Raw records:
- - -

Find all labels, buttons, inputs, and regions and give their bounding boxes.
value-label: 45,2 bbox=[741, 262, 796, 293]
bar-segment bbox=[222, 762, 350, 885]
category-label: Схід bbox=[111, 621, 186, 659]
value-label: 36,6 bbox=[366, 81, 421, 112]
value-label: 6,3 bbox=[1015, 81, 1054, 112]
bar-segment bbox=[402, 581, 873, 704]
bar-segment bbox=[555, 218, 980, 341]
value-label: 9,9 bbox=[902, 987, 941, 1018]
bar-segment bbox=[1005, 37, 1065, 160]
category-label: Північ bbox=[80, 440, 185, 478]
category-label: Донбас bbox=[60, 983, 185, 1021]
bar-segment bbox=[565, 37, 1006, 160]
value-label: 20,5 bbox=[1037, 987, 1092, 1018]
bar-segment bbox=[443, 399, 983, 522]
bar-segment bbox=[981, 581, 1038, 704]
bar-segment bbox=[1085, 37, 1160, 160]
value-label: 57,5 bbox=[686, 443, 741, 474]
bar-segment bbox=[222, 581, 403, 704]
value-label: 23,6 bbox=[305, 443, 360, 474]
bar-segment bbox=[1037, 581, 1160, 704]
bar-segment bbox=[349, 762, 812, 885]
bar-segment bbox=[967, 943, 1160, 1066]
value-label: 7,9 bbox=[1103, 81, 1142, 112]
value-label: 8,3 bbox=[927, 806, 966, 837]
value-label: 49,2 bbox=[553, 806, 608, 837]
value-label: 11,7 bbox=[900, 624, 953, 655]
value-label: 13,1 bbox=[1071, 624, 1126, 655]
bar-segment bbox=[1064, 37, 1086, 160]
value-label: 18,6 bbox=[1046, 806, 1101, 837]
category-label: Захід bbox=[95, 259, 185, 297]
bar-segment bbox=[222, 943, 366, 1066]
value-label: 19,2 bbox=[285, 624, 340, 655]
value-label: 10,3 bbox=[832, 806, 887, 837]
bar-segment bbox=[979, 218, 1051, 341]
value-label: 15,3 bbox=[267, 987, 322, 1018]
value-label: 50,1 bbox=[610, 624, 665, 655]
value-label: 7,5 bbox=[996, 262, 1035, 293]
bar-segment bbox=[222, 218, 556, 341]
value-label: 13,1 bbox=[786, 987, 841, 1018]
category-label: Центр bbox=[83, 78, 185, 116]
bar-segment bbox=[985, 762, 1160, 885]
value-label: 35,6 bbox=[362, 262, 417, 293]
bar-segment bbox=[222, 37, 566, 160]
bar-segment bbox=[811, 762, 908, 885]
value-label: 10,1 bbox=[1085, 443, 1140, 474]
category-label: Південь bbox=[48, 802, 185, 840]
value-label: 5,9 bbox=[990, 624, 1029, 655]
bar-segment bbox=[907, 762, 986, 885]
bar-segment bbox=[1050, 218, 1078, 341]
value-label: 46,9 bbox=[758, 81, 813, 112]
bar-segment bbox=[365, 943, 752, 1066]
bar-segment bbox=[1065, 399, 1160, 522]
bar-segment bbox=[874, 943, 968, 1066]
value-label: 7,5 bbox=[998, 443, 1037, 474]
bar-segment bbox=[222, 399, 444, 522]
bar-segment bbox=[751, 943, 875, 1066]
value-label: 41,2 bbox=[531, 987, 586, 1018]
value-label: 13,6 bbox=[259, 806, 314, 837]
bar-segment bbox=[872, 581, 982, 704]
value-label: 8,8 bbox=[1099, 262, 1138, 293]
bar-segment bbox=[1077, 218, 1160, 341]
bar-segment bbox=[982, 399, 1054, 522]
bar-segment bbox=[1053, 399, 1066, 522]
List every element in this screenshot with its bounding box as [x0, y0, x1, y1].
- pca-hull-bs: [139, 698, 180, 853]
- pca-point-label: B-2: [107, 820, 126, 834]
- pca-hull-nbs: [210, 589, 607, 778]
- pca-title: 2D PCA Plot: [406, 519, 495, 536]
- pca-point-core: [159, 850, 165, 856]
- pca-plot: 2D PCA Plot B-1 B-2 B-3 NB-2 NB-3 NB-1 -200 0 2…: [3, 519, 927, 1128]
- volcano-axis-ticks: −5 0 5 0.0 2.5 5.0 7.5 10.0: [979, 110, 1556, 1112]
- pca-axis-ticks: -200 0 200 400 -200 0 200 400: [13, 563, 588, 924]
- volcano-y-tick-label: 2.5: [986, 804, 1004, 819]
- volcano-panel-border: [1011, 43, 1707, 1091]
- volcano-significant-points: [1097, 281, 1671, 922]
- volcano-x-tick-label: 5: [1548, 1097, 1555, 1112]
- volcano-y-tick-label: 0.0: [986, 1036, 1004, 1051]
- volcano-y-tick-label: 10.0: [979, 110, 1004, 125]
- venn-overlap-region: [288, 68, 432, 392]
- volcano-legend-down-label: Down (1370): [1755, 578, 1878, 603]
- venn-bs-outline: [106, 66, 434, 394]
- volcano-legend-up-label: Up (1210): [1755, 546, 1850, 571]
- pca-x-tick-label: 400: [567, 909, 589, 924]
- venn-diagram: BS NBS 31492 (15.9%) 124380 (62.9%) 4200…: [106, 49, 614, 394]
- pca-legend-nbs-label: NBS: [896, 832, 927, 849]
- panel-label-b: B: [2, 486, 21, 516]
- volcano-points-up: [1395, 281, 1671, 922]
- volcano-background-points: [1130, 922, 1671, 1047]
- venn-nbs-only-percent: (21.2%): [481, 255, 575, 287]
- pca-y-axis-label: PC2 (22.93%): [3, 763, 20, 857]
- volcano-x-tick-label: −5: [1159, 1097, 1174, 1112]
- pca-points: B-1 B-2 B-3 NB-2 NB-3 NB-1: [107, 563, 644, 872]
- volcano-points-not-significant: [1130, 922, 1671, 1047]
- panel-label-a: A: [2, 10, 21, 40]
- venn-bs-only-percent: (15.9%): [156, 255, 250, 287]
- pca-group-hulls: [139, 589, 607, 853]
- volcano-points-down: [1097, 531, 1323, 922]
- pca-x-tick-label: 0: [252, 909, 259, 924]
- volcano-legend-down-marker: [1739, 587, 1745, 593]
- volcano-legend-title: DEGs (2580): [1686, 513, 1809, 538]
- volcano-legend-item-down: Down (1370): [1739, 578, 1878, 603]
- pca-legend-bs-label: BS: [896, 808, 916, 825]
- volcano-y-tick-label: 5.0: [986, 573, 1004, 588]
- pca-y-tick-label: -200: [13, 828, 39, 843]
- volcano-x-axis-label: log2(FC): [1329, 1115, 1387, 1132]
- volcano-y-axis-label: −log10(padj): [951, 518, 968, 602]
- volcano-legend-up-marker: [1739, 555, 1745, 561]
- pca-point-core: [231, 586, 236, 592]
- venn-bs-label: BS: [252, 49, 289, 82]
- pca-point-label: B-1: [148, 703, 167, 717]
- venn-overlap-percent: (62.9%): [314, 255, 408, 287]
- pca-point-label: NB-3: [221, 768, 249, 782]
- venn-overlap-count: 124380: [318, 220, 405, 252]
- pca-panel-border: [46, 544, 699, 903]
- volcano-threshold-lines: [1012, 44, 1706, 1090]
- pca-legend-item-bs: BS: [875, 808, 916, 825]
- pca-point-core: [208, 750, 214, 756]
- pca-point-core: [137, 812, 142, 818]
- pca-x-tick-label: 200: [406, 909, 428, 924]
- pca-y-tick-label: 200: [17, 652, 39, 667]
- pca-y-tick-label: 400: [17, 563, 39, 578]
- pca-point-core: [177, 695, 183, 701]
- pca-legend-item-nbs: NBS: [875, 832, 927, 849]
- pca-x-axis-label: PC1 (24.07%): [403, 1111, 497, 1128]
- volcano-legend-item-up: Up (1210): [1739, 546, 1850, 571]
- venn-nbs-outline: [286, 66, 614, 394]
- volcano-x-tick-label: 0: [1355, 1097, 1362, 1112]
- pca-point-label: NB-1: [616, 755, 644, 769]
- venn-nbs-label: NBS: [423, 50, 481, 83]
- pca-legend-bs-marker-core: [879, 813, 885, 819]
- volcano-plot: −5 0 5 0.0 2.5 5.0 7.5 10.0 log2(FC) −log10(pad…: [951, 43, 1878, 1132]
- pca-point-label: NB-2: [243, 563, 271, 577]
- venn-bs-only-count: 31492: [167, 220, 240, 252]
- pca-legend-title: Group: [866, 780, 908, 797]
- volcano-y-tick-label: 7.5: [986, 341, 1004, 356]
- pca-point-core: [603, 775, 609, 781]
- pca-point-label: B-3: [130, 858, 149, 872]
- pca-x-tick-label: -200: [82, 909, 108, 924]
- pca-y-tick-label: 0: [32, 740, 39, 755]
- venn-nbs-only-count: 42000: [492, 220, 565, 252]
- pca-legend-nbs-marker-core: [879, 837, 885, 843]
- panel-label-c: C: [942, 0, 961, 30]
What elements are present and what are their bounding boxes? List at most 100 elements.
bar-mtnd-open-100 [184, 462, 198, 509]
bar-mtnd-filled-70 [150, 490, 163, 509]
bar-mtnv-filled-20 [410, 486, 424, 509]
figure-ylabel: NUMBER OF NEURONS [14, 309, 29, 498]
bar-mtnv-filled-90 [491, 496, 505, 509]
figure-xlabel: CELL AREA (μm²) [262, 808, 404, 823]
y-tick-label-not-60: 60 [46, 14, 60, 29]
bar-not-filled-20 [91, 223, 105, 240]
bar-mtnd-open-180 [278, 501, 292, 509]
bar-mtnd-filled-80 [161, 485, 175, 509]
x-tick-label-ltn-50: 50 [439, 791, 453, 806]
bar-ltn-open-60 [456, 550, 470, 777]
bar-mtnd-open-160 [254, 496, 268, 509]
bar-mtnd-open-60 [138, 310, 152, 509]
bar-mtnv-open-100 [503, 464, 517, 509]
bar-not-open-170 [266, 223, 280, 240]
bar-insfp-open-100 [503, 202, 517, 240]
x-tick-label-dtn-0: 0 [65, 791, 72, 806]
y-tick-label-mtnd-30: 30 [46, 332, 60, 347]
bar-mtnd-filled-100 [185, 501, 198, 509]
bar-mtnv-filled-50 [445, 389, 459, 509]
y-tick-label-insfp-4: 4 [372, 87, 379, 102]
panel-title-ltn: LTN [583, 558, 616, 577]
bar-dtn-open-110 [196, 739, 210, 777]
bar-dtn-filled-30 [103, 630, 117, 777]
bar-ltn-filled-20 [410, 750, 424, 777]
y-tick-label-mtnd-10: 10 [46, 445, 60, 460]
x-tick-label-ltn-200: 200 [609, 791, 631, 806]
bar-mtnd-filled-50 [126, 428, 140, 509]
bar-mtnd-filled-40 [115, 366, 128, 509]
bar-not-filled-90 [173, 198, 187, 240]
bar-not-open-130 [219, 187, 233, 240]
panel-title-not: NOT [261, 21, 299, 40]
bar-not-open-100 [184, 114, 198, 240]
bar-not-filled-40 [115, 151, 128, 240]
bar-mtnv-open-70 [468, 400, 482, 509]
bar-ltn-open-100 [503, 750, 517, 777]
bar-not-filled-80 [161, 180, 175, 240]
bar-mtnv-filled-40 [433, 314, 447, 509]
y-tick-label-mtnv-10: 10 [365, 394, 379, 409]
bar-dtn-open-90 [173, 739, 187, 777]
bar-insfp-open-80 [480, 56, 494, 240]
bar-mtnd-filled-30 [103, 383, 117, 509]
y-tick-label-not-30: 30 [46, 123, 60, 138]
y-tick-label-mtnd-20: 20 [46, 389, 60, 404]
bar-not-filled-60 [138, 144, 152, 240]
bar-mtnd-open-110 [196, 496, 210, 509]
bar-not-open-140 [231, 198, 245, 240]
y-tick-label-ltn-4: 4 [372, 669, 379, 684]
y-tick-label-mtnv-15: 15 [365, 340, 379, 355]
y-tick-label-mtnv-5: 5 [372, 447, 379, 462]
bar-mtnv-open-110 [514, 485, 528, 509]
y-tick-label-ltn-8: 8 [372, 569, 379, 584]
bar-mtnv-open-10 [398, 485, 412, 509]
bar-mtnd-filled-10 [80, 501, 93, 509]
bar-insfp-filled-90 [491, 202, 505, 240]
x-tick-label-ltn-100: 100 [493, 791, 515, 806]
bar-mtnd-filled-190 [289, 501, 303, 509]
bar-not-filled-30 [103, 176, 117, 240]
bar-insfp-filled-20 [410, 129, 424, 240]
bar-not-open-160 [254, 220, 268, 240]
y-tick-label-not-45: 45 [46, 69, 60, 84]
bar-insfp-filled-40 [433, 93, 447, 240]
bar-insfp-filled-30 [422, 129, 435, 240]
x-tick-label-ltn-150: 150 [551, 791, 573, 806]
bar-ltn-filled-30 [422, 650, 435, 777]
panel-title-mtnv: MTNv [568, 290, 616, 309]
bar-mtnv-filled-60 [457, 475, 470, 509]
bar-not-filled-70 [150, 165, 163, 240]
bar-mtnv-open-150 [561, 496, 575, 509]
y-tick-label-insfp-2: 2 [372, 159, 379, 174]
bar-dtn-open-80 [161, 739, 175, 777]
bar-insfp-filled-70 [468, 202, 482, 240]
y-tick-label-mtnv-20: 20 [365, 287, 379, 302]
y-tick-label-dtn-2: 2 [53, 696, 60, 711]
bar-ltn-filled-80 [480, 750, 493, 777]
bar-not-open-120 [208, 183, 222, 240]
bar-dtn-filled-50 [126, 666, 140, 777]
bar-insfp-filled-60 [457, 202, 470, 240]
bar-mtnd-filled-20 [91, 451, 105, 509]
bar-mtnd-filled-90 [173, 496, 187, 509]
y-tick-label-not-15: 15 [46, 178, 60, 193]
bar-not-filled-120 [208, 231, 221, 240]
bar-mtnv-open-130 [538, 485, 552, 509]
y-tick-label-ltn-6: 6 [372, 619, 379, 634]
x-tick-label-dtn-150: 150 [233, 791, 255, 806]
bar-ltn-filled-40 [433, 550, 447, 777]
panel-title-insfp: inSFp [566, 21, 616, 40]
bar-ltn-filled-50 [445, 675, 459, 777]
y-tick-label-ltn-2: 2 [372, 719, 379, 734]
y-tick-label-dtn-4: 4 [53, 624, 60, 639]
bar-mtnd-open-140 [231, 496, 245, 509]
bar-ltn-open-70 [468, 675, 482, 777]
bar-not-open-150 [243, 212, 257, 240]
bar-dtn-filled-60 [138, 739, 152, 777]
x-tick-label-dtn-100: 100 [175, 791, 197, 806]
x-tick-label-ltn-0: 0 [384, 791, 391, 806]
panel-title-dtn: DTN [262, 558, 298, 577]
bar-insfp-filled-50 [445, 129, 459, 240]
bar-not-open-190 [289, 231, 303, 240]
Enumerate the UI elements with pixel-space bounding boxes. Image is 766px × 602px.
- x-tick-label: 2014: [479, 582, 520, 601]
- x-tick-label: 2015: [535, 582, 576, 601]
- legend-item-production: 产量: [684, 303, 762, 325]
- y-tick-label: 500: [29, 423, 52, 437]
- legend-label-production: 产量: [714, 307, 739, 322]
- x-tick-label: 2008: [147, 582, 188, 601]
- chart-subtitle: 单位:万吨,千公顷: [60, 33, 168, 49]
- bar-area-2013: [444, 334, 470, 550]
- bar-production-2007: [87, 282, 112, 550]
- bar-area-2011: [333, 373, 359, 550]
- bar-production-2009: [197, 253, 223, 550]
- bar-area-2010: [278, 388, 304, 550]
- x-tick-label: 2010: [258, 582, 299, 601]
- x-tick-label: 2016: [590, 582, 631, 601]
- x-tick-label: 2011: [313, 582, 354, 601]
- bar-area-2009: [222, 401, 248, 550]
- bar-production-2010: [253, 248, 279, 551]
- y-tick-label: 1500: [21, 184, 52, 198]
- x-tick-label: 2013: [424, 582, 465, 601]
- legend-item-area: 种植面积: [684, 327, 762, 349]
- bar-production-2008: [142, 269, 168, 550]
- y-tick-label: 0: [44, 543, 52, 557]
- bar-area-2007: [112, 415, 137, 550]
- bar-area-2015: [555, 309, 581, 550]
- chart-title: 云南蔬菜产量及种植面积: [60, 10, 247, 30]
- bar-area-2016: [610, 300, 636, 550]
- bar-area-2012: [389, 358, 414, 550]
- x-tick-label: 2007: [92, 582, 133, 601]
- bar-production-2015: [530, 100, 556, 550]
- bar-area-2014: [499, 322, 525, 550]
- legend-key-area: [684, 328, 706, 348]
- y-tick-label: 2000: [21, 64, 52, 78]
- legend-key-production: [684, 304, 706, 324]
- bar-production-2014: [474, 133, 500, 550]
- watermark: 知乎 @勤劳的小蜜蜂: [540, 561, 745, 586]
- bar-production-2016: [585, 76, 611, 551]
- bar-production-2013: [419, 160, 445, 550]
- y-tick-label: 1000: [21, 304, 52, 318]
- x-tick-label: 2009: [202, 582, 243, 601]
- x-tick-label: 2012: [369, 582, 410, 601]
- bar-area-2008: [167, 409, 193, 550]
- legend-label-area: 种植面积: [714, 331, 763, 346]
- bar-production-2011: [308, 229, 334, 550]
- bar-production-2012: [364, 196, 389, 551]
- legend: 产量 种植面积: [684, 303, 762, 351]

- - -

[Instruction]: Reproduce the stretch of rows from the first row through the row that contains "value-label: 49,2 bbox=[553, 806, 608, 837]", swapping every "bar-segment" for "bar-block" and changing nothing else. Give only those rows.

[Result]:
Find all labels, buttons, inputs, and regions and give their bounding boxes.
value-label: 45,2 bbox=[741, 262, 796, 293]
bar-block bbox=[222, 762, 350, 885]
category-label: Схід bbox=[111, 621, 186, 659]
value-label: 36,6 bbox=[366, 81, 421, 112]
value-label: 6,3 bbox=[1015, 81, 1054, 112]
bar-block bbox=[402, 581, 873, 704]
bar-block bbox=[555, 218, 980, 341]
value-label: 9,9 bbox=[902, 987, 941, 1018]
bar-block bbox=[1005, 37, 1065, 160]
category-label: Північ bbox=[80, 440, 185, 478]
category-label: Донбас bbox=[60, 983, 185, 1021]
bar-block bbox=[565, 37, 1006, 160]
value-label: 20,5 bbox=[1037, 987, 1092, 1018]
bar-block bbox=[443, 399, 983, 522]
bar-block bbox=[981, 581, 1038, 704]
bar-block bbox=[1085, 37, 1160, 160]
value-label: 57,5 bbox=[686, 443, 741, 474]
bar-block bbox=[222, 581, 403, 704]
value-label: 23,6 bbox=[305, 443, 360, 474]
bar-block bbox=[1037, 581, 1160, 704]
bar-block bbox=[349, 762, 812, 885]
bar-block bbox=[967, 943, 1160, 1066]
value-label: 7,9 bbox=[1103, 81, 1142, 112]
value-label: 8,3 bbox=[927, 806, 966, 837]
value-label: 49,2 bbox=[553, 806, 608, 837]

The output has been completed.